> [TEXT SHOWN]
####################
All of lore.kernel.org
 help / color / mirror / Atom feed
From: Alexei Starovoitov <alexei.starovoitov@gmail.com>
To: Cong Wang <xiyou.wangcong@gmail.com>
Cc: Linux Kernel Network Developers <netdev@vger.kernel.org>,
	bpf <bpf@vger.kernel.org>,
	duanxiongchun@bytedance.com,
	Dongdong Wang <wangdongdong.6@bytedance.com>,
	Muchun Song <songmuchun@bytedance.com>,
	Cong Wang <cong.wang@bytedance.com>,
	Alexei Starovoitov <ast@kernel.org>,
	Daniel Borkmann <daniel@iogearbox.net>,
	Andrii Nakryiko <andrii@kernel.org>,
	Martin KaFai Lau <kafai@fb.com>, Song Liu <songliubraving@fb.com>,
	Yonghong Song <yhs@fb.com>
Subject: Re: [RFC Patch bpf-next] bpf: introduce bpf timer
Date: Wed, 14 Apr 2021 21:25:10 -0700	[thread overview]
Message-ID: <CAADnVQLsmULxJYq9rHS4xyg=VAUeexJTh35vTWTVgjeqwX4D6g@mail.gmail.com> (raw)
In-Reply-To: <CAM_iQpWePmmpr0RKqCrQ=NPiGrq2Tx9OU9y3e4CTzFjvh5t47w@mail.gmail.com>

On Wed, Apr 14, 2021 at 9:02 PM Cong Wang <xiyou.wangcong@gmail.com> wrote:
>
> On Mon, Apr 12, 2021 at 4:01 PM Alexei Starovoitov
> <alexei.starovoitov@gmail.com> wrote:
> >
> > On Mon, Apr 05, 2021 at 05:36:27PM -0700, Cong Wang wrote:
> > > On Fri, Apr 2, 2021 at 4:45 PM Alexei Starovoitov
> > > <alexei.starovoitov@gmail.com> wrote:
> > > >
> > > > On Fri, Apr 02, 2021 at 02:24:51PM -0700, Cong Wang wrote:
> > > > > > > where the key is the timer ID and the value is the timer expire
> > > > > > > timer.
####################
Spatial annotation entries
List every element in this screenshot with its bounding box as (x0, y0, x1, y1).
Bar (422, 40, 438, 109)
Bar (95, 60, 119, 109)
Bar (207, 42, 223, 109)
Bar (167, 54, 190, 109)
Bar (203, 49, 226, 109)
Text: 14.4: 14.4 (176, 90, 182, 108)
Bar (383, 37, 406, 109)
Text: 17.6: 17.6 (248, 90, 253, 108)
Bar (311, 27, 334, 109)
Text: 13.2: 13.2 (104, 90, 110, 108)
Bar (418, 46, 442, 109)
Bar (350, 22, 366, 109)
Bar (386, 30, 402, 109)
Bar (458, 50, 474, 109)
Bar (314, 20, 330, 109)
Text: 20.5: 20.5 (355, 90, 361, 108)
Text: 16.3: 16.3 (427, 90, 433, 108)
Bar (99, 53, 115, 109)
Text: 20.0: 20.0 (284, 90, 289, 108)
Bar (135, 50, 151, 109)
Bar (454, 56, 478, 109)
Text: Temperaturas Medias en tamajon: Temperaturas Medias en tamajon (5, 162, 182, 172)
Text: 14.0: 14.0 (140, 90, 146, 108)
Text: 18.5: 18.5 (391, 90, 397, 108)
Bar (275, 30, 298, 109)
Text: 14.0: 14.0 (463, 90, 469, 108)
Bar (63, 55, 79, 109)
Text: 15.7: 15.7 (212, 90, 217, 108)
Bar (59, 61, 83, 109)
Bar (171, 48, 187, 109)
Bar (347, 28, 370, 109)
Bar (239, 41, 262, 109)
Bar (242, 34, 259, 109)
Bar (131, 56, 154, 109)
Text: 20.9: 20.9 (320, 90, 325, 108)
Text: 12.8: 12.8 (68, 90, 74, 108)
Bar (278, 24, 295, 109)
####################
> [EXERCISE TASKS]
a – Say whether each statement agrees with the bpf timer message: (i) the message was addressed to Cong Wang; (ii) the subject line marks the patch for bpf-next; (iii) the message is dated Monday, April 12, 2021. For each, answer yes or no and quote the words of the bpf timer message that decide it.
b – Carry on with the bpf timer message, starting right after its last line.

> [ANSWER SET]
a –
(i) Yes: "To: Cong Wang <xiyou.wangcong@gmail.com>"
(ii) Yes: "Subject: Re: [RFC Patch bpf-next] bpf: introduce bpf timer"
(iii) No: "Date: Wed, 14 Apr 2021 21:25:10 -0700"

b –
> > > > > >
> > > > > > The timer ID is unnecessary. We cannot introduce new IDR for every new
> > > > > > bpf object. It doesn't scale.
> > > > >
> > > > > The IDR is per map, not per timer.
> > > >
> > > > Per-map is not acceptable. One IDR for all maps with timers is not acceptable either.
> > > > We have 3 IDRs now: for progs, for maps, and for links.
> > > > No other objects need IDRs.
> > > >
> > > > > > Here is how more general timers might look like:
> > > > > > https://lore.kernel.org/bpf/20210310011905.ozz4xahpkqbfkkvd@ast-mbp.dhcp.thefacebook.com/
> > > > > >
> > > > > > include/uapi/linux/bpf.h:
> > > > > > struct bpf_timer {
> > > > > >   u64 opaque;
> > > > > > };
> > > > > > The 'opaque' field contains a pointer to dynamically allocated struct timer_list and other data.
> > > > >
> > > > > This is my initial design as we already discussed, it does not work,
> > > > > please see below.
> > > >
> > > > It does work. The perceived "issue" you referred to is a misunderstanding. See below.
> > > >
> > > > > >
> > > > > > The prog would do:
> > > > > > struct map_elem {
> > > > > >     int stuff;
> > > > > >     struct bpf_timer timer;
> > > > > > };
> > > > > >
> > > > > > struct {
> > > > > >     __uint(type, BPF_MAP_TYPE_HASH);
> > > > > >     __uint(max_entries, 1);
> > > > > >     __type(key, int);
> > > > > >     __type(value, struct map_elem);
> > > > > > } hmap SEC(".maps");
> > > > > >
> > > > > > static int timer_cb(struct map_elem *elem)
> > > > > > {
> > > > > >     if (whatever && elem->stuff)
> > > > > >         bpf_timer_mod(&elem->timer, new_expire);
> > > > > > }
> > > > > >
> > > > > > int bpf_timer_test(...)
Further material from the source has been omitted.